> **Brief**:
Print the records below word for word, but leave out the pictures.

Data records
——————————

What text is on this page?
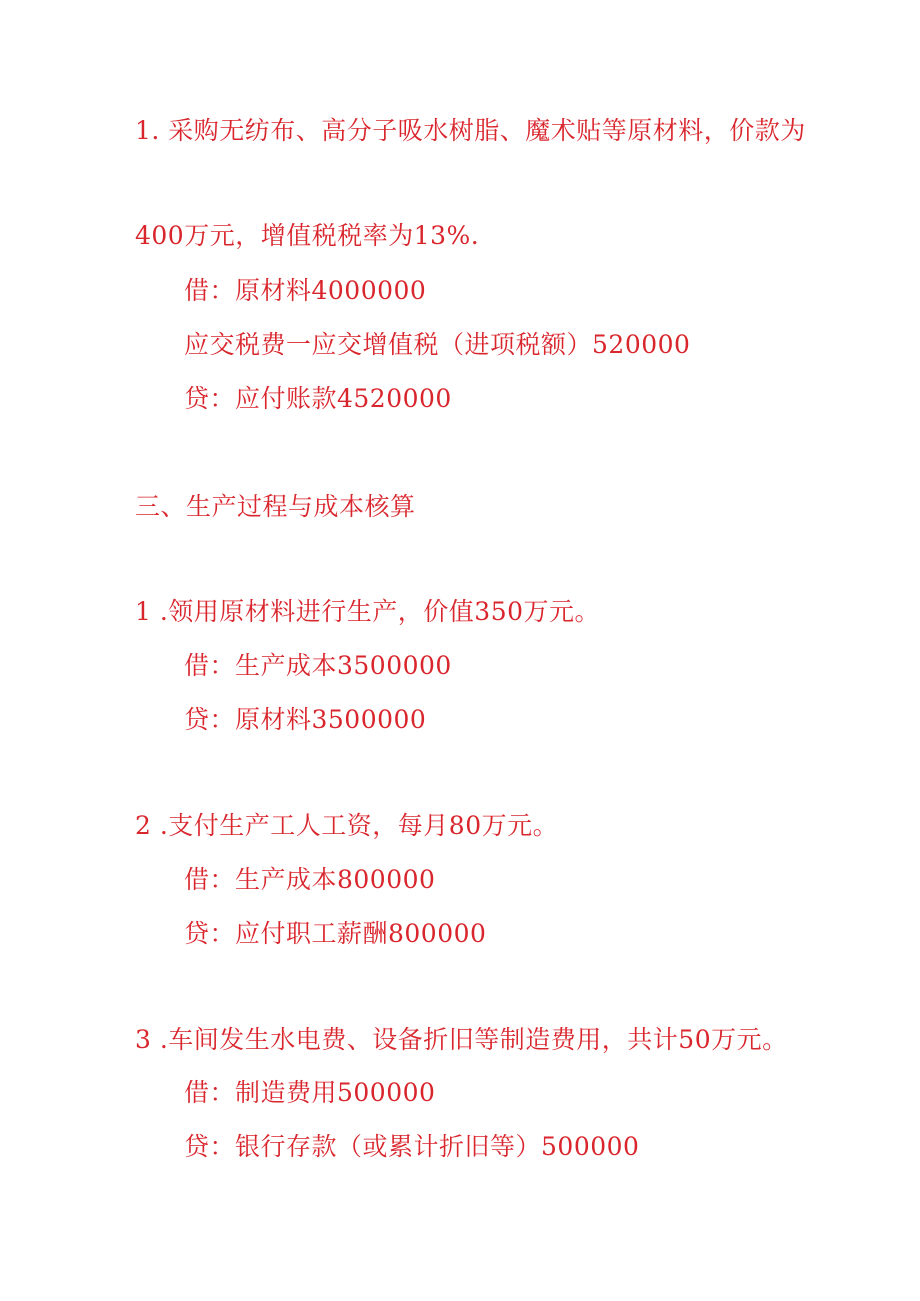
1. 采购无纺布、高分子吸水树脂、魔术贴等原材料，价款为
400万元，增值税税率为13%.
借：原材料4000000
应交税费一应交增值税（进项税额）520000
贷：应付账款4520000
三、生产过程与成本核算
1 .领用原材料进行生产，价值350万元。
借：生产成本3500000
贷：原材料3500000
2 .支付生产工人工资，每月80万元。
借：生产成本800000
贷：应付职工薪酬800000
3 .车间发生水电费、设备折旧等制造费用，共计50万元。
借：制造费用500000
贷：银行存款（或累计折旧等）500000
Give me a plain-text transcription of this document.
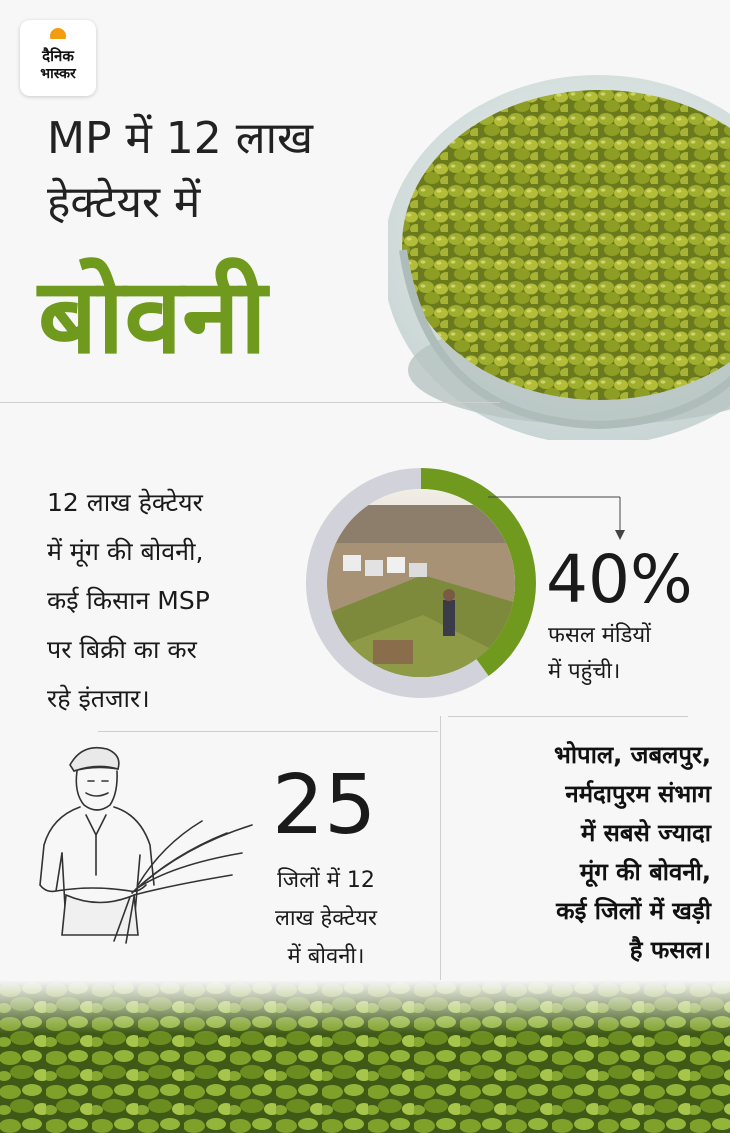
दैनिक
भास्कर
MP में 12 लाख
हेक्टेयर में
बोवनी
12 लाख हेक्टेयर
में मूंग की बोवनी,
कई किसान MSP
पर बिक्री का कर
रहे इंतजार।
40%
फसल मंडियों
में पहुंची।
25
जिलों में 12
लाख हेक्टेयर
में बोवनी।
भोपाल, जबलपुर,
नर्मदापुरम संभाग
में सबसे ज्यादा
मूंग की बोवनी,
कई जिलों में खड़ी
है फसल।
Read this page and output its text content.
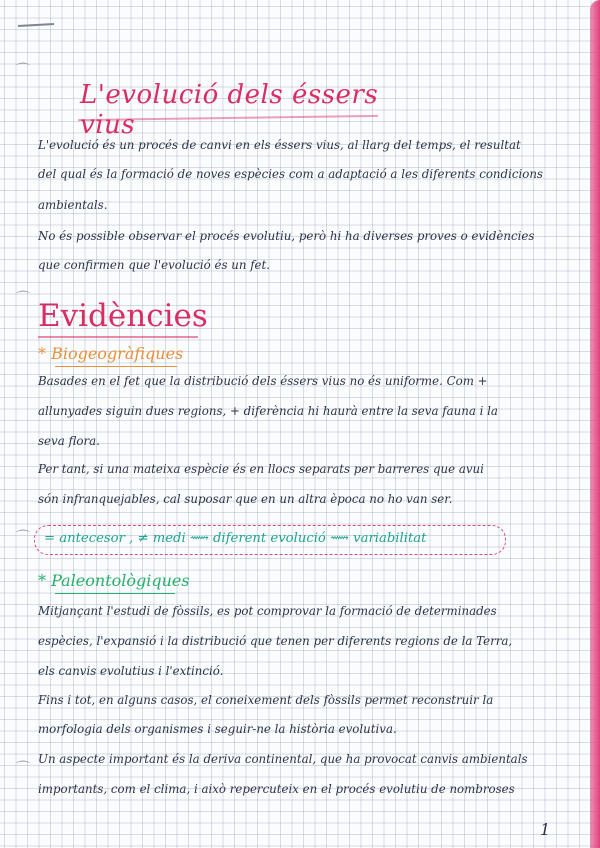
⌒
⌒
⌒
⌒
L'evolució dels éssers vius
L'evolució és un procés de canvi en els éssers vius, al llarg del temps, el resultat
del qual és la formació de noves espècies com a adaptació a les diferents condicions
ambientals.
No és possible observar el procés evolutiu, però hi ha diverses proves o evidències
que confirmen que l'evolució és un fet.
Evidències
* Biogeogràfiques
Basades en el fet que la distribució dels éssers vius no és uniforme. Com +
allunyades siguin dues regions, + diferència hi haurà entre la seva fauna i la
seva flora.
Per tant, si una mateixa espècie és en llocs separats per barreres que avui
són infranquejables, cal suposar que en un altra època no ho van ser.
= antecesor , ≠ medi ⟿ diferent evolució ⟿ variabilitat
* Paleontològiques
Mitjançant l'estudi de fòssils, es pot comprovar la formació de determinades
espècies, l'expansió i la distribució que tenen per diferents regions de la Terra,
els canvis evolutius i l'extinció.
Fins i tot, en alguns casos, el coneixement dels fòssils permet reconstruir la
morfologia dels organismes i seguir-ne la història evolutiva.
Un aspecte important és la deriva continental, que ha provocat canvis ambientals
importants, com el clima, i això repercuteix en el procés evolutiu de nombroses
1
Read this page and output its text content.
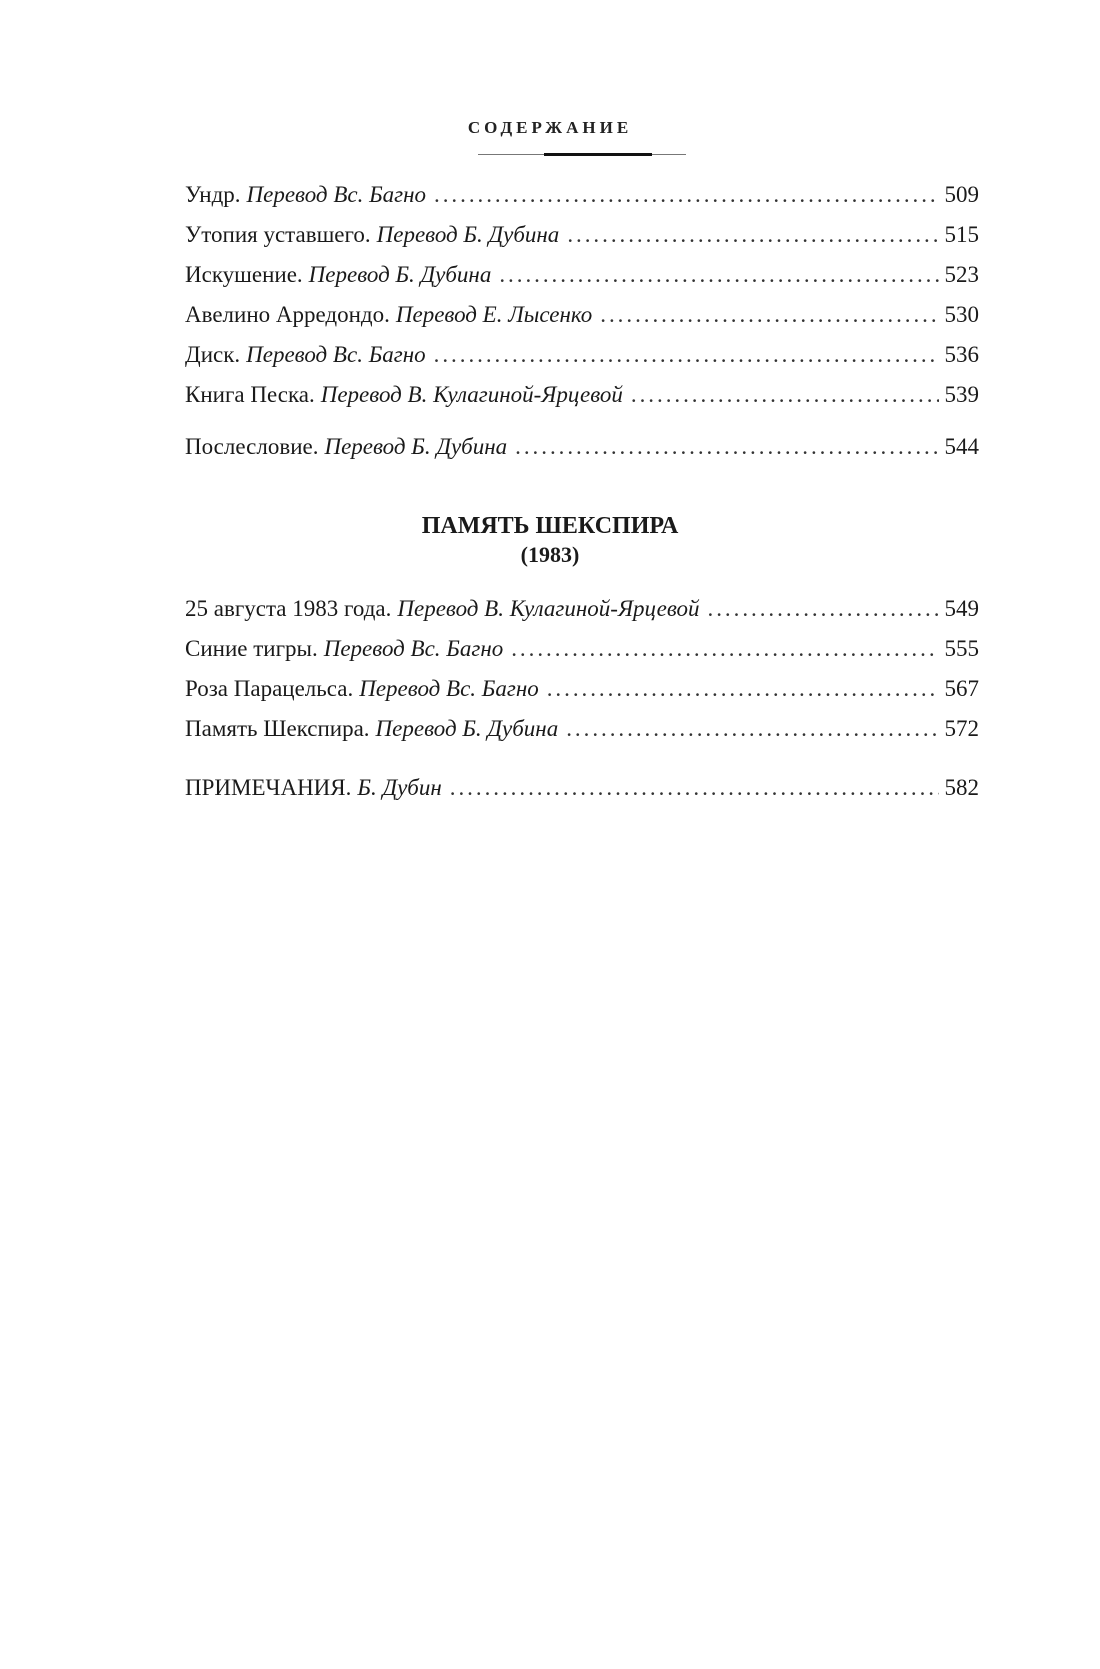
СОДЕРЖАНИЕ
Ундр. Перевод Вс. Багно . . .	509
Утопия уставшего. Перевод Б. Дубина . . .	515
Искушение. Перевод Б. Дубина . . .	523
Авелино Арредондо. Перевод Е. Лысенко . . .	530
Диск. Перевод Вс. Багно . . .	536
Книга Песка. Перевод В. Кулагиной-Ярцевой . . .	539
Послесловие. Перевод Б. Дубина . . .	544
ПАМЯТЬ ШЕКСПИРА
(1983)
25 августа 1983 года. Перевод В. Кулагиной-Ярцевой . . .	549
Синие тигры. Перевод Вс. Багно . . .	555
Роза Парацельса. Перевод Вс. Багно . . .	567
Память Шекспира. Перевод Б. Дубина . . .	572
ПРИМЕЧАНИЯ. Б. Дубин . . .	582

——————————

> **Full answer**:
What text is on this page?
1. 采购无纺布、高分子吸水树脂、魔术贴等原材料，价款为
400万元，增值税税率为13%.
借：原材料4000000
应交税费一应交增值税（进项税额）520000
贷：应付账款4520000
三、生产过程与成本核算
1 .领用原材料进行生产，价值350万元。
借：生产成本3500000
贷：原材料3500000
2 .支付生产工人工资，每月80万元。
借：生产成本800000
贷：应付职工薪酬800000
3 .车间发生水电费、设备折旧等制造费用，共计50万元。
借：制造费用500000
贷：银行存款（或累计折旧等）500000
Give me a plain-text transcription of this document.
दैनिक
भास्कर
MP में 12 लाख
हेक्टेयर में
बोवनी
12 लाख हेक्टेयर
में मूंग की बोवनी,
कई किसान MSP
पर बिक्री का कर
रहे इंतजार।
40%
फसल मंडियों
में पहुंची।
25
जिलों में 12
लाख हेक्टेयर
में बोवनी।
भोपाल, जबलपुर,
नर्मदापुरम संभाग
में सबसे ज्यादा
मूंग की बोवनी,
कई जिलों में खड़ी
है फसल।
Read this page and output its text content.
⌒
⌒
⌒
⌒
L'evolució dels éssers vius
L'evolució és un procés de canvi en els éssers vius, al llarg del temps, el resultat
del qual és la formació de noves espècies com a adaptació a les diferents condicions
ambientals.
No és possible observar el procés evolutiu, però hi ha diverses proves o evidències
que confirmen que l'evolució és un fet.
Evidències
* Biogeogràfiques
Basades en el fet que la distribució dels éssers vius no és uniforme. Com +
allunyades siguin dues regions, + diferència hi haurà entre la seva fauna i la
seva flora.
Per tant, si una mateixa espècie és en llocs separats per barreres que avui
són infranquejables, cal suposar que en un altra època no ho van ser.
= antecesor , ≠ medi ⟿ diferent evolució ⟿ variabilitat
* Paleontològiques
Mitjançant l'estudi de fòssils, es pot comprovar la formació de determinades
espècies, l'expansió i la distribució que tenen per diferents regions de la Terra,
els canvis evolutius i l'extinció.
Fins i tot, en alguns casos, el coneixement dels fòssils permet reconstruir la
morfologia dels organismes i seguir-ne la història evolutiva.
Un aspecte important és la deriva continental, que ha provocat canvis ambientals
importants, com el clima, i això repercuteix en el procés evolutiu de nombroses
1
Read this page and output its text content.
СОДЕРЖАНИЕ
Ундр. Перевод Вс. Багно . . .	509
Утопия уставшего. Перевод Б. Дубина . . .	515
Искушение. Перевод Б. Дубина . . .	523
Авелино Арредондо. Перевод Е. Лысенко . . .	530
Диск. Перевод Вс. Багно . . .	536
Книга Песка. Перевод В. Кулагиной-Ярцевой . . .	539
Послесловие. Перевод Б. Дубина . . .	544
ПАМЯТЬ ШЕКСПИРА
(1983)
25 августа 1983 года. Перевод В. Кулагиной-Ярцевой . . .	549
Синие тигры. Перевод Вс. Багно . . .	555
Роза Парацельса. Перевод Вс. Багно . . .	567
Память Шекспира. Перевод Б. Дубина . . .	572
ПРИМЕЧАНИЯ. Б. Дубин . . .	582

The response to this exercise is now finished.